Every entry must be duplicated precisely as written.

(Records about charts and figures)
+++++

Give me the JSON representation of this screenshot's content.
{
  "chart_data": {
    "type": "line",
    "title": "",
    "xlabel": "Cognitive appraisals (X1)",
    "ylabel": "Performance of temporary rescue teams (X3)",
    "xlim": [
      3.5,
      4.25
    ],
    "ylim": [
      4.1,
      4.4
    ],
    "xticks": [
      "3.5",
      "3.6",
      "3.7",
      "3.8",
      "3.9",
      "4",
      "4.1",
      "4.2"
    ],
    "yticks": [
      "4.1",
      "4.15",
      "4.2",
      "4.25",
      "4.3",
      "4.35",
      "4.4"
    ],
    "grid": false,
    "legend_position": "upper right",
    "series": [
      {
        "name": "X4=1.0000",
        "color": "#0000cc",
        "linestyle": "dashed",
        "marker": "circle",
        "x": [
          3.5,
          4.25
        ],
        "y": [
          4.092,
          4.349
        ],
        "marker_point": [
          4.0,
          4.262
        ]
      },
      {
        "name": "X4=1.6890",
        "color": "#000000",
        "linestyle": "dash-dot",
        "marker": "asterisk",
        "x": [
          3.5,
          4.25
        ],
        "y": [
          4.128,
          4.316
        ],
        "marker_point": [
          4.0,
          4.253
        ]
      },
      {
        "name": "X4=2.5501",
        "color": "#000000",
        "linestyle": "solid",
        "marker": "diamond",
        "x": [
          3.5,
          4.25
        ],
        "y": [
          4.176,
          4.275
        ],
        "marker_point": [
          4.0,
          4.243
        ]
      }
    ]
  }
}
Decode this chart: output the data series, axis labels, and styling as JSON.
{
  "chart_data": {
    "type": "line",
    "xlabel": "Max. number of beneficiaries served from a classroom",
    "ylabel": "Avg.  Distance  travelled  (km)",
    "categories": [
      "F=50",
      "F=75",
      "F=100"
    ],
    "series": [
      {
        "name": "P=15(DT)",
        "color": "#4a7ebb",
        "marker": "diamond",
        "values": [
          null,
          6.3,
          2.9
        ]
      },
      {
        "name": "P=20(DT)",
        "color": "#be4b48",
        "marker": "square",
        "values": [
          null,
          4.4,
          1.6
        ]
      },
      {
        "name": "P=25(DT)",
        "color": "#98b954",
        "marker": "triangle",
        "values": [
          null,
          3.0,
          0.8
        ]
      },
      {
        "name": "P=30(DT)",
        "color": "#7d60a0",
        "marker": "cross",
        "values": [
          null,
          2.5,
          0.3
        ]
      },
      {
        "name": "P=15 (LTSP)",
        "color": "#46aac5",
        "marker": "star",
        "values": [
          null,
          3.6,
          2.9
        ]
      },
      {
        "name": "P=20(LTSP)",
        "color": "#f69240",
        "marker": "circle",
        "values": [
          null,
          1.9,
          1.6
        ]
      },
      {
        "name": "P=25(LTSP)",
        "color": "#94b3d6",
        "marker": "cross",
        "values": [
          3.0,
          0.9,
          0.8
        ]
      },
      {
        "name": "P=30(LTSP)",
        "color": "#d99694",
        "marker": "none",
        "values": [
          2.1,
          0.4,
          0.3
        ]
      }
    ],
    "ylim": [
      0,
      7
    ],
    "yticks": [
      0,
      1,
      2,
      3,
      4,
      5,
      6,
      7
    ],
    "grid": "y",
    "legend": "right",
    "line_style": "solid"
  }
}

+++++

§ **Answer to this task**
Give me the JSON representation of this screenshot's content.
{
  "chart_data": {
    "type": "line",
    "title": "",
    "xlabel": "Cognitive appraisals (X1)",
    "ylabel": "Performance of temporary rescue teams (X3)",
    "xlim": [
      3.5,
      4.25
    ],
    "ylim": [
      4.1,
      4.4
    ],
    "xticks": [
      "3.5",
      "3.6",
      "3.7",
      "3.8",
      "3.9",
      "4",
      "4.1",
      "4.2"
    ],
    "yticks": [
      "4.1",
      "4.15",
      "4.2",
      "4.25",
      "4.3",
      "4.35",
      "4.4"
    ],
    "grid": false,
    "legend_position": "upper right",
    "series": [
      {
        "name": "X4=1.0000",
        "color": "#0000cc",
        "linestyle": "dashed",
        "marker": "circle",
        "x": [
          3.5,
          4.25
        ],
        "y": [
          4.092,
          4.349
        ],
        "marker_point": [
          4.0,
          4.262
        ]
      },
      {
        "name": "X4=1.6890",
        "color": "#000000",
        "linestyle": "dash-dot",
        "marker": "asterisk",
        "x": [
          3.5,
          4.25
        ],
        "y": [
          4.128,
          4.316
        ],
        "marker_point": [
          4.0,
          4.253
        ]
      },
      {
        "name": "X4=2.5501",
        "color": "#000000",
        "linestyle": "solid",
        "marker": "diamond",
        "x": [
          3.5,
          4.25
        ],
        "y": [
          4.176,
          4.275
        ],
        "marker_point": [
          4.0,
          4.243
        ]
      }
    ]
  }
}
Decode this chart: output the data series, axis labels, and styling as JSON.
{
  "chart_data": {
    "type": "line",
    "xlabel": "Max. number of beneficiaries served from a classroom",
    "ylabel": "Avg.  Distance  travelled  (km)",
    "categories": [
      "F=50",
      "F=75",
      "F=100"
    ],
    "series": [
      {
        "name": "P=15(DT)",
        "color": "#4a7ebb",
        "marker": "diamond",
        "values": [
          null,
          6.3,
          2.9
        ]
      },
      {
        "name": "P=20(DT)",
        "color": "#be4b48",
        "marker": "square",
        "values": [
          null,
          4.4,
          1.6
        ]
      },
      {
        "name": "P=25(DT)",
        "color": "#98b954",
        "marker": "triangle",
        "values": [
          null,
          3.0,
          0.8
        ]
      },
      {
        "name": "P=30(DT)",
        "color": "#7d60a0",
        "marker": "cross",
        "values": [
          null,
          2.5,
          0.3
        ]
      },
      {
        "name": "P=15 (LTSP)",
        "color": "#46aac5",
        "marker": "star",
        "values": [
          null,
          3.6,
          2.9
        ]
      },
      {
        "name": "P=20(LTSP)",
        "color": "#f69240",
        "marker": "circle",
        "values": [
          null,
          1.9,
          1.6
        ]
      },
      {
        "name": "P=25(LTSP)",
        "color": "#94b3d6",
        "marker": "cross",
        "values": [
          3.0,
          0.9,
          0.8
        ]
      },
      {
        "name": "P=30(LTSP)",
        "color": "#d99694",
        "marker": "none",
        "values": [
          2.1,
          0.4,
          0.3
        ]
      }
    ],
    "ylim": [
      0,
      7
    ],
    "yticks": [
      0,
      1,
      2,
      3,
      4,
      5,
      6,
      7
    ],
    "grid": "y",
    "legend": "right",
    "line_style": "solid"
  }
}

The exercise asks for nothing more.